> _Exercise goal_: In the listing below, count the lines with "series" and report only the figure.

━━ Provided material ━━

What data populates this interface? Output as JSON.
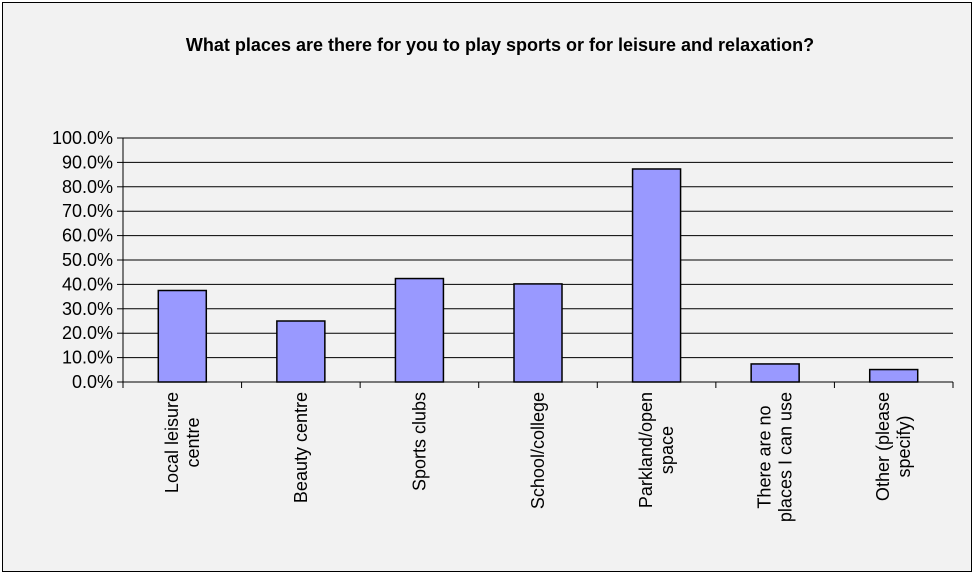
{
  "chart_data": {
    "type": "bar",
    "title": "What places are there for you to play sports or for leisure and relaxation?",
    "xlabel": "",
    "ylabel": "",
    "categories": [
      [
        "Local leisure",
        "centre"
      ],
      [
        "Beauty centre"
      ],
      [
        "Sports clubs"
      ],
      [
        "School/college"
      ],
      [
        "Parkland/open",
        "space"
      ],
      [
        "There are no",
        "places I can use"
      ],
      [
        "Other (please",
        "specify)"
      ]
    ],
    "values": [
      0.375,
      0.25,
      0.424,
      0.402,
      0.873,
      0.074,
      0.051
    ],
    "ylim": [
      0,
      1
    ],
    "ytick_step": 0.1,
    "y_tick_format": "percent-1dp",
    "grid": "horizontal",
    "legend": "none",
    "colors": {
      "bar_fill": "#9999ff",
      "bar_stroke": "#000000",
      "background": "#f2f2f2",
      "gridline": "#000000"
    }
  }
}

━━━
━━ Provided material ━━

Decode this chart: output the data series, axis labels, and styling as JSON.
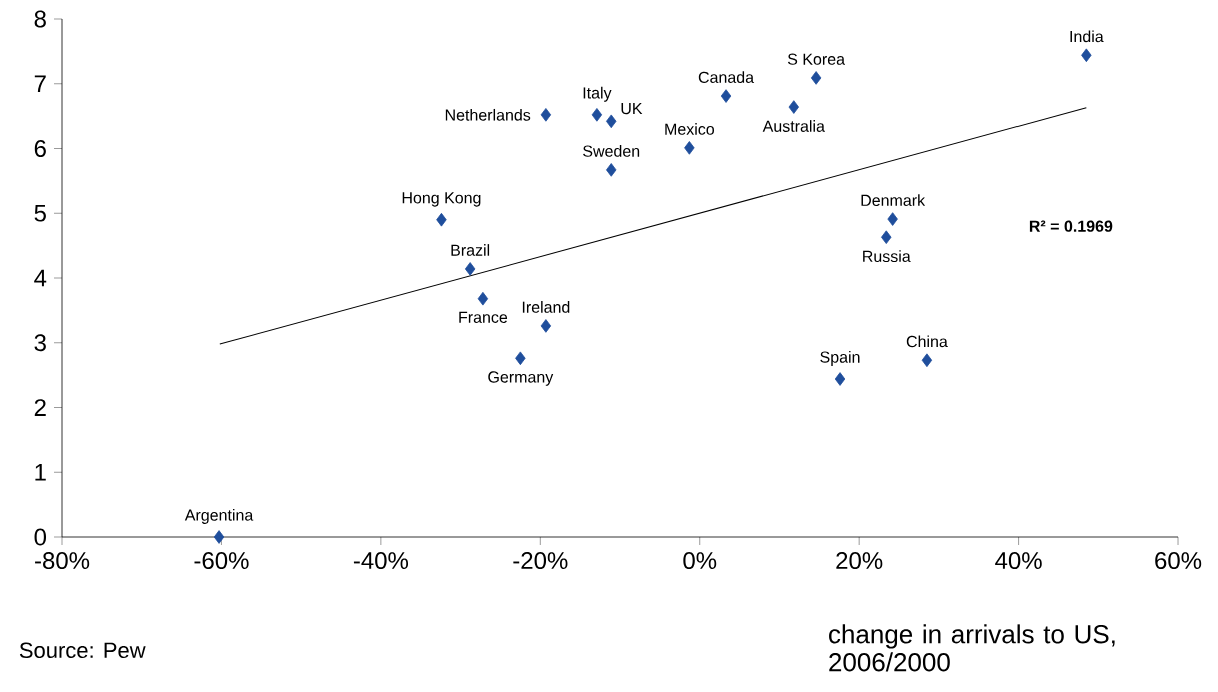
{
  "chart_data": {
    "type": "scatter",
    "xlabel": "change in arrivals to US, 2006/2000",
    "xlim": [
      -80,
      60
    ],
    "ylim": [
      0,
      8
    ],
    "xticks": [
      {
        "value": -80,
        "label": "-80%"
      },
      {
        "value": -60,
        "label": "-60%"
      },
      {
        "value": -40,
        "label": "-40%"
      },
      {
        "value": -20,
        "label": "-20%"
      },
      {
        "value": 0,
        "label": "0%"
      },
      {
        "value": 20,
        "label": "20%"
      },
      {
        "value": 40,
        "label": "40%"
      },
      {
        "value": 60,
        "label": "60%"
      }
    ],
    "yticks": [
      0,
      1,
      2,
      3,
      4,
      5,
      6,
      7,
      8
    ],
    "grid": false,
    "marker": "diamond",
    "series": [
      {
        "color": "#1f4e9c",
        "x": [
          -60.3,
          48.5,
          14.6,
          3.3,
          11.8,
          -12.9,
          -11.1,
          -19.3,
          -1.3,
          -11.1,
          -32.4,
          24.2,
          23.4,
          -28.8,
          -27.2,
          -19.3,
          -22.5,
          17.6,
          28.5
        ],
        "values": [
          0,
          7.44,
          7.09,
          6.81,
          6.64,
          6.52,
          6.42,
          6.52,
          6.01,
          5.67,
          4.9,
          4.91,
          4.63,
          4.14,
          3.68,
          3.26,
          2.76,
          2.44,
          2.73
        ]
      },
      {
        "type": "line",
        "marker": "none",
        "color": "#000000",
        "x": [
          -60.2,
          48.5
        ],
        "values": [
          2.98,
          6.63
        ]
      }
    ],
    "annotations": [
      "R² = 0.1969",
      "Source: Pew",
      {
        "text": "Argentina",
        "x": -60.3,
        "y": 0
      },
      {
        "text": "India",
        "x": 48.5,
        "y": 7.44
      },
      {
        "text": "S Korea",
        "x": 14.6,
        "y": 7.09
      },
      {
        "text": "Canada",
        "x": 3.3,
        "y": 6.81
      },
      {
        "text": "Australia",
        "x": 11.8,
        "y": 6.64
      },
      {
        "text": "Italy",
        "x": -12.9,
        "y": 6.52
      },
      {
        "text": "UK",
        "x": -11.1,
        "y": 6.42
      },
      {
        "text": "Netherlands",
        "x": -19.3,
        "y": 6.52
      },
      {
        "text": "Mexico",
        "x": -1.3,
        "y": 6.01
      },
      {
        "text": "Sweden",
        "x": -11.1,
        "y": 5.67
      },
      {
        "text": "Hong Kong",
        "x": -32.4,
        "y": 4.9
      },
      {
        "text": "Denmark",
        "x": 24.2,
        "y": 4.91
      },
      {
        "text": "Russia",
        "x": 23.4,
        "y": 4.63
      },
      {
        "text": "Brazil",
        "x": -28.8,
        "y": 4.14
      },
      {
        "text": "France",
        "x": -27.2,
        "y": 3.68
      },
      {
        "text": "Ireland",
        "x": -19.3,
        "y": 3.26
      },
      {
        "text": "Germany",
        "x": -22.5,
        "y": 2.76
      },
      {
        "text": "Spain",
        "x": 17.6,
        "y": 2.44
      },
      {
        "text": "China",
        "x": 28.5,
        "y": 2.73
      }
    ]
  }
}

━━━

> _Answer to the task_: 2